━━ MATERIAL ━━

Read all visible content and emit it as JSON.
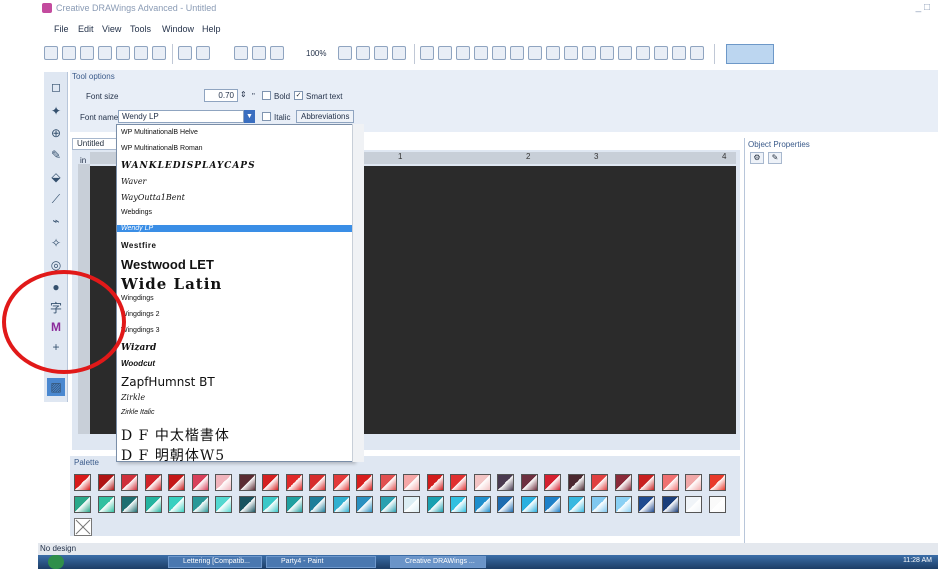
{
  "window": {
    "title": "Creative DRAWings Advanced - Untitled",
    "controls": "_ □"
  },
  "menu": [
    "File",
    "Edit",
    "View",
    "Tools",
    "Window",
    "Help"
  ],
  "toolbar": {
    "zoom": "100%"
  },
  "tool_options": {
    "header": "Tool options",
    "font_size_label": "Font size",
    "font_size_value": "0.70",
    "font_size_unit": "\"",
    "bold_label": "Bold",
    "smart_text_label": "Smart text",
    "font_name_label": "Font name",
    "font_name_value": "Wendy LP",
    "italic_label": "Italic",
    "abbreviations_label": "Abbreviations"
  },
  "font_list": [
    {
      "label": "WP MultinationalB Helve",
      "selected": false
    },
    {
      "label": "WP MultinationalB Roman",
      "selected": false
    },
    {
      "label": "WANKLEDISPLAYCAPS",
      "selected": false
    },
    {
      "label": "Waver",
      "selected": false
    },
    {
      "label": "WayOutta1Bent",
      "selected": false
    },
    {
      "label": "Webdings",
      "selected": false
    },
    {
      "label": "Wendy LP",
      "selected": true
    },
    {
      "label": "Westfire",
      "selected": false
    },
    {
      "label": "Westwood LET",
      "selected": false
    },
    {
      "label": "Wide Latin",
      "selected": false
    },
    {
      "label": "Wingdings",
      "selected": false
    },
    {
      "label": "Wingdings 2",
      "selected": false
    },
    {
      "label": "Wingdings 3",
      "selected": false
    },
    {
      "label": "Wizard",
      "selected": false
    },
    {
      "label": "Woodcut",
      "selected": false
    },
    {
      "label": "ZapfHumnst BT",
      "selected": false
    },
    {
      "label": "Zirkle",
      "selected": false
    },
    {
      "label": "Zirkle Italic",
      "selected": false
    },
    {
      "label": "D F 中太楷書体",
      "selected": false
    },
    {
      "label": "D F 明朝体W5",
      "selected": false
    }
  ],
  "document": {
    "tab": "Untitled",
    "ruler_unit": "in",
    "ruler_numbers": [
      "1",
      "2",
      "3",
      "4"
    ]
  },
  "object_properties": {
    "header": "Object Properties"
  },
  "palette": {
    "header": "Palette",
    "row1": [
      "#d81a1a",
      "#b01414",
      "#cf2f3a",
      "#d1242a",
      "#c41717",
      "#d8405a",
      "#f0b4bc",
      "#5a2b32",
      "#d42020",
      "#e02828",
      "#d62c2c",
      "#e33a3a",
      "#d81e1e",
      "#e15050",
      "#f5a6a6",
      "#d21c1c",
      "#e03030",
      "#f2c4c4",
      "#4a3a50",
      "#6e3040",
      "#d42030",
      "#4b2830",
      "#e04040",
      "#8a2a3a",
      "#c82020",
      "#f07070",
      "#f0a8a8",
      "#e83a2a"
    ],
    "row2": [
      "#2aa88a",
      "#30c0a0",
      "#1e6e70",
      "#24b4a0",
      "#38d0c0",
      "#2a9898",
      "#54d8d0",
      "#1a5460",
      "#3ac8c8",
      "#20a0a0",
      "#1e7e9a",
      "#30b0d0",
      "#2a90c0",
      "#2aa0b0",
      "#dceef4",
      "#1aa0b0",
      "#30c0e0",
      "#1e8ecc",
      "#1e6cb0",
      "#2ab0e0",
      "#1e80c8",
      "#38b8e0",
      "#80c8f0",
      "#8ad0f4",
      "#1e4a90",
      "#1a3e7a",
      "#f0f4f8",
      "#fafafa"
    ]
  },
  "status": "No design",
  "taskbar": {
    "items": [
      "Lettering [Compatib...",
      "Party4 - Paint",
      "Creative DRAWings ..."
    ],
    "clock": "11:28 AM"
  },
  "annotation_color": "#e11919"
}
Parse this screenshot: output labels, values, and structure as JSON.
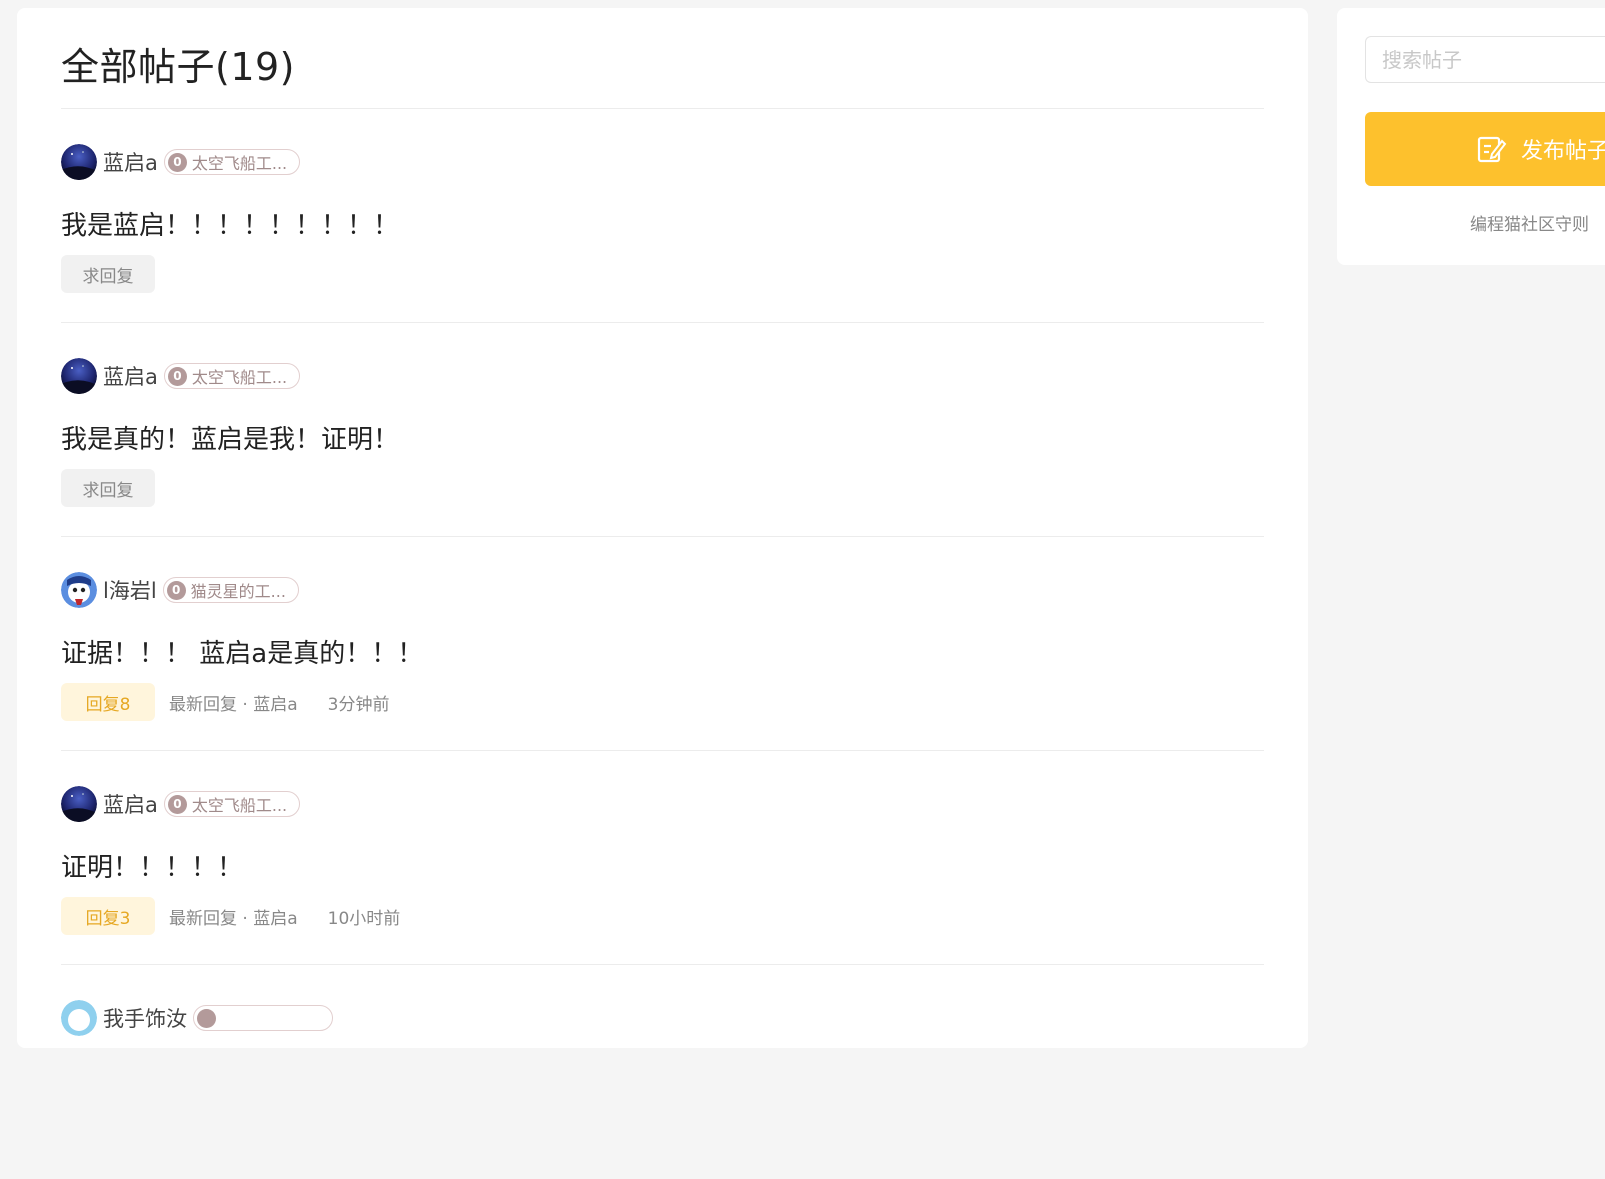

━━━

EXERCISE BRIEF → Your task is to return the entries above exactly, with no pictures.

ANSWER →
Read all visible content and emit it as JSON.
{
  "window": {
    "title": "Creative DRAWings Advanced - Untitled",
    "controls": "_ □"
  },
  "menu": [
    "File",
    "Edit",
    "View",
    "Tools",
    "Window",
    "Help"
  ],
  "toolbar": {
    "zoom": "100%"
  },
  "tool_options": {
    "header": "Tool options",
    "font_size_label": "Font size",
    "font_size_value": "0.70",
    "font_size_unit": "\"",
    "bold_label": "Bold",
    "smart_text_label": "Smart text",
    "font_name_label": "Font name",
    "font_name_value": "Wendy LP",
    "italic_label": "Italic",
    "abbreviations_label": "Abbreviations"
  },
  "font_list": [
    {
      "label": "WP MultinationalB Helve",
      "selected": false
    },
    {
      "label": "WP MultinationalB Roman",
      "selected": false
    },
    {
      "label": "WANKLEDISPLAYCAPS",
      "selected": false
    },
    {
      "label": "Waver",
      "selected": false
    },
    {
      "label": "WayOutta1Bent",
      "selected": false
    },
    {
      "label": "Webdings",
      "selected": false
    },
    {
      "label": "Wendy LP",
      "selected": true
    },
    {
      "label": "Westfire",
      "selected": false
    },
    {
      "label": "Westwood LET",
      "selected": false
    },
    {
      "label": "Wide Latin",
      "selected": false
    },
    {
      "label": "Wingdings",
      "selected": false
    },
    {
      "label": "Wingdings 2",
      "selected": false
    },
    {
      "label": "Wingdings 3",
      "selected": false
    },
    {
      "label": "Wizard",
      "selected": false
    },
    {
      "label": "Woodcut",
      "selected": false
    },
    {
      "label": "ZapfHumnst BT",
      "selected": false
    },
    {
      "label": "Zirkle",
      "selected": false
    },
    {
      "label": "Zirkle Italic",
      "selected": false
    },
    {
      "label": "D F 中太楷書体",
      "selected": false
    },
    {
      "label": "D F 明朝体W5",
      "selected": false
    }
  ],
  "document": {
    "tab": "Untitled",
    "ruler_unit": "in",
    "ruler_numbers": [
      "1",
      "2",
      "3",
      "4"
    ]
  },
  "object_properties": {
    "header": "Object Properties"
  },
  "palette": {
    "header": "Palette",
    "row1": [
      "#d81a1a",
      "#b01414",
      "#cf2f3a",
      "#d1242a",
      "#c41717",
      "#d8405a",
      "#f0b4bc",
      "#5a2b32",
      "#d42020",
      "#e02828",
      "#d62c2c",
      "#e33a3a",
      "#d81e1e",
      "#e15050",
      "#f5a6a6",
      "#d21c1c",
      "#e03030",
      "#f2c4c4",
      "#4a3a50",
      "#6e3040",
      "#d42030",
      "#4b2830",
      "#e04040",
      "#8a2a3a",
      "#c82020",
      "#f07070",
      "#f0a8a8",
      "#e83a2a"
    ],
    "row2": [
      "#2aa88a",
      "#30c0a0",
      "#1e6e70",
      "#24b4a0",
      "#38d0c0",
      "#2a9898",
      "#54d8d0",
      "#1a5460",
      "#3ac8c8",
      "#20a0a0",
      "#1e7e9a",
      "#30b0d0",
      "#2a90c0",
      "#2aa0b0",
      "#dceef4",
      "#1aa0b0",
      "#30c0e0",
      "#1e8ecc",
      "#1e6cb0",
      "#2ab0e0",
      "#1e80c8",
      "#38b8e0",
      "#80c8f0",
      "#8ad0f4",
      "#1e4a90",
      "#1a3e7a",
      "#f0f4f8",
      "#fafafa"
    ]
  },
  "status": "No design",
  "taskbar": {
    "items": [
      "Lettering [Compatib...",
      "Party4 - Paint",
      "Creative DRAWings ..."
    ],
    "clock": "11:28 AM"
  },
  "annotation_color": "#e11919"
}
Parse this screenshot: output labels, values, and structure as JSON.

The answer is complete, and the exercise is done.